** start Task data **

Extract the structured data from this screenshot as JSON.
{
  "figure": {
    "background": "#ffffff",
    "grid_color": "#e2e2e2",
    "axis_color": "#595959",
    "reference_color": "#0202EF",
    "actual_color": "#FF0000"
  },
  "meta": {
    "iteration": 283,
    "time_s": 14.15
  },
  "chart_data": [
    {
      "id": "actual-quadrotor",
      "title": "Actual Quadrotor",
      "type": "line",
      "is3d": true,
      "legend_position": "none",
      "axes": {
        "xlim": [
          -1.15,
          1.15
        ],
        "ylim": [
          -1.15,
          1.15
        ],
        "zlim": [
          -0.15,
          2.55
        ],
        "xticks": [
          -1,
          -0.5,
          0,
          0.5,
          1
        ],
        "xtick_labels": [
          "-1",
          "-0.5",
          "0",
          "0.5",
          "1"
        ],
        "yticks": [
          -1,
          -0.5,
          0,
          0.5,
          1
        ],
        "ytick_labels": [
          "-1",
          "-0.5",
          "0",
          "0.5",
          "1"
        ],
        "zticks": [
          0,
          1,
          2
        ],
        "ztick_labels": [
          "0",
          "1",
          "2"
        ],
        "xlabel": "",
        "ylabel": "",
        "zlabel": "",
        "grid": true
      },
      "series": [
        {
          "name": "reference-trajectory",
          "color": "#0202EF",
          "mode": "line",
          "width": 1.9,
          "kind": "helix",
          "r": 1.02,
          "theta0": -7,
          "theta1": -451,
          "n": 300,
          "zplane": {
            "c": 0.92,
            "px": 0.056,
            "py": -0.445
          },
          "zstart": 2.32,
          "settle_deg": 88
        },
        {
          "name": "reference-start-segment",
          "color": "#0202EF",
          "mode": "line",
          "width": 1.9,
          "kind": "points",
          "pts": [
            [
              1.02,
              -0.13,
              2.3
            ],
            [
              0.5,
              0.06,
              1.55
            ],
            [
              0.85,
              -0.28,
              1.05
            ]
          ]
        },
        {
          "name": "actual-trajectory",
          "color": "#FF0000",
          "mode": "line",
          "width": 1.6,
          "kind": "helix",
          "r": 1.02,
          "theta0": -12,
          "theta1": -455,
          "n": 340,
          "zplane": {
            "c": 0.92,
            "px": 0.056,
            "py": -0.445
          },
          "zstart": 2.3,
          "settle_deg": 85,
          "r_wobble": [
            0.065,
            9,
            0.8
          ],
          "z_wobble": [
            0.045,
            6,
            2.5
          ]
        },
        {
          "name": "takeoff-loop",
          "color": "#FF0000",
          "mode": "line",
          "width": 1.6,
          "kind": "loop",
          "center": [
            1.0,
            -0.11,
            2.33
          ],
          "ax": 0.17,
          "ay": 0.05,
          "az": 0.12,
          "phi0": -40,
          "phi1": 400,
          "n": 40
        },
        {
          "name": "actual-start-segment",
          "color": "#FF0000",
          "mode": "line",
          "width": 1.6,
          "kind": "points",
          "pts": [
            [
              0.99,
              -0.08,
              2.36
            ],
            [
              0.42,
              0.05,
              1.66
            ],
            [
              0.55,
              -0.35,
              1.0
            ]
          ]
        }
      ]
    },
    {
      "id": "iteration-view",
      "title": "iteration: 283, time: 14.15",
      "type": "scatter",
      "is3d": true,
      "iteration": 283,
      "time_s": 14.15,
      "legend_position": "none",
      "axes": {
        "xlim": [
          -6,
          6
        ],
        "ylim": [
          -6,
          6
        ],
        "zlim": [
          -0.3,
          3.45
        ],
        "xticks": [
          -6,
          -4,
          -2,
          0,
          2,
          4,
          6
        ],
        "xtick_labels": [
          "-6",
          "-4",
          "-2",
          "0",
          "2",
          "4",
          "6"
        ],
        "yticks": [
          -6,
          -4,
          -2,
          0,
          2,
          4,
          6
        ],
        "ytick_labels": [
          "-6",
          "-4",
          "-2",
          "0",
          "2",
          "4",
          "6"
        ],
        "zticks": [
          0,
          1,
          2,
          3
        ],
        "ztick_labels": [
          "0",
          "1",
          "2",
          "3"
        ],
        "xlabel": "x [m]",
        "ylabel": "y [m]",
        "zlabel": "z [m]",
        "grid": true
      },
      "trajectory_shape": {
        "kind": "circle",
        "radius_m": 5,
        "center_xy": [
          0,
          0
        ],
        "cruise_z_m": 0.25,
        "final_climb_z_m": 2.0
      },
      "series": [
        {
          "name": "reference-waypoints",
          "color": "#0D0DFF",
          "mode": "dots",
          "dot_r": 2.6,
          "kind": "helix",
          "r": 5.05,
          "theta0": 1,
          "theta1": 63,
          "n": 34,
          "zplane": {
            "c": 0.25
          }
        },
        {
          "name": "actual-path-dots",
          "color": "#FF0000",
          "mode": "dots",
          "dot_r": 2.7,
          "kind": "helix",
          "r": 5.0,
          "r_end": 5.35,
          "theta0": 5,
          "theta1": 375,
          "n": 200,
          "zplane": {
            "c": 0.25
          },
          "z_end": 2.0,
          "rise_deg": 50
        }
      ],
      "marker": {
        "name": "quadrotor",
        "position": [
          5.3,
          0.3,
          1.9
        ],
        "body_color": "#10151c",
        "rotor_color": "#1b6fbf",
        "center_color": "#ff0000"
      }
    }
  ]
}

** end Task data **

Task to complete >> Reproduce every line above without error.

Exercise solution >>
Extract the structured data from this screenshot as JSON.
{
  "figure": {
    "background": "#ffffff",
    "grid_color": "#e2e2e2",
    "axis_color": "#595959",
    "reference_color": "#0202EF",
    "actual_color": "#FF0000"
  },
  "meta": {
    "iteration": 283,
    "time_s": 14.15
  },
  "chart_data": [
    {
      "id": "actual-quadrotor",
      "title": "Actual Quadrotor",
      "type": "line",
      "is3d": true,
      "legend_position": "none",
      "axes": {
        "xlim": [
          -1.15,
          1.15
        ],
        "ylim": [
          -1.15,
          1.15
        ],
        "zlim": [
          -0.15,
          2.55
        ],
        "xticks": [
          -1,
          -0.5,
          0,
          0.5,
          1
        ],
        "xtick_labels": [
          "-1",
          "-0.5",
          "0",
          "0.5",
          "1"
        ],
        "yticks": [
          -1,
          -0.5,
          0,
          0.5,
          1
        ],
        "ytick_labels": [
          "-1",
          "-0.5",
          "0",
          "0.5",
          "1"
        ],
        "zticks": [
          0,
          1,
          2
        ],
        "ztick_labels": [
          "0",
          "1",
          "2"
        ],
        "xlabel": "",
        "ylabel": "",
        "zlabel": "",
        "grid": true
      },
      "series": [
        {
          "name": "reference-trajectory",
          "color": "#0202EF",
          "mode": "line",
          "width": 1.9,
          "kind": "helix",
          "r": 1.02,
          "theta0": -7,
          "theta1": -451,
          "n": 300,
          "zplane": {
            "c": 0.92,
            "px": 0.056,
            "py": -0.445
          },
          "zstart": 2.32,
          "settle_deg": 88
        },
        {
          "name": "reference-start-segment",
          "color": "#0202EF",
          "mode": "line",
          "width": 1.9,
          "kind": "points",
          "pts": [
            [
              1.02,
              -0.13,
              2.3
            ],
            [
              0.5,
              0.06,
              1.55
            ],
            [
              0.85,
              -0.28,
              1.05
            ]
          ]
        },
        {
          "name": "actual-trajectory",
          "color": "#FF0000",
          "mode": "line",
          "width": 1.6,
          "kind": "helix",
          "r": 1.02,
          "theta0": -12,
          "theta1": -455,
          "n": 340,
          "zplane": {
            "c": 0.92,
            "px": 0.056,
            "py": -0.445
          },
          "zstart": 2.3,
          "settle_deg": 85,
          "r_wobble": [
            0.065,
            9,
            0.8
          ],
          "z_wobble": [
            0.045,
            6,
            2.5
          ]
        },
        {
          "name": "takeoff-loop",
          "color": "#FF0000",
          "mode": "line",
          "width": 1.6,
          "kind": "loop",
          "center": [
            1.0,
            -0.11,
            2.33
          ],
          "ax": 0.17,
          "ay": 0.05,
          "az": 0.12,
          "phi0": -40,
          "phi1": 400,
          "n": 40
        },
        {
          "name": "actual-start-segment",
          "color": "#FF0000",
          "mode": "line",
          "width": 1.6,
          "kind": "points",
          "pts": [
            [
              0.99,
              -0.08,
              2.36
            ],
            [
              0.42,
              0.05,
              1.66
            ],
            [
              0.55,
              -0.35,
              1.0
            ]
          ]
        }
      ]
    },
    {
      "id": "iteration-view",
      "title": "iteration: 283, time: 14.15",
      "type": "scatter",
      "is3d": true,
      "iteration": 283,
      "time_s": 14.15,
      "legend_position": "none",
      "axes": {
        "xlim": [
          -6,
          6
        ],
        "ylim": [
          -6,
          6
        ],
        "zlim": [
          -0.3,
          3.45
        ],
        "xticks": [
          -6,
          -4,
          -2,
          0,
          2,
          4,
          6
        ],
        "xtick_labels": [
          "-6",
          "-4",
          "-2",
          "0",
          "2",
          "4",
          "6"
        ],
        "yticks": [
          -6,
          -4,
          -2,
          0,
          2,
          4,
          6
        ],
        "ytick_labels": [
          "-6",
          "-4",
          "-2",
          "0",
          "2",
          "4",
          "6"
        ],
        "zticks": [
          0,
          1,
          2,
          3
        ],
        "ztick_labels": [
          "0",
          "1",
          "2",
          "3"
        ],
        "xlabel": "x [m]",
        "ylabel": "y [m]",
        "zlabel": "z [m]",
        "grid": true
      },
      "trajectory_shape": {
        "kind": "circle",
        "radius_m": 5,
        "center_xy": [
          0,
          0
        ],
        "cruise_z_m": 0.25,
        "final_climb_z_m": 2.0
      },
      "series": [
        {
          "name": "reference-waypoints",
          "color": "#0D0DFF",
          "mode": "dots",
          "dot_r": 2.6,
          "kind": "helix",
          "r": 5.05,
          "theta0": 1,
          "theta1": 63,
          "n": 34,
          "zplane": {
            "c": 0.25
          }
        },
        {
          "name": "actual-path-dots",
          "color": "#FF0000",
          "mode": "dots",
          "dot_r": 2.7,
          "kind": "helix",
          "r": 5.0,
          "r_end": 5.35,
          "theta0": 5,
          "theta1": 375,
          "n": 200,
          "zplane": {
            "c": 0.25
          },
          "z_end": 2.0,
          "rise_deg": 50
        }
      ],
      "marker": {
        "name": "quadrotor",
        "position": [
          5.3,
          0.3,
          1.9
        ],
        "body_color": "#10151c",
        "rotor_color": "#1b6fbf",
        "center_color": "#ff0000"
      }
    }
  ]
}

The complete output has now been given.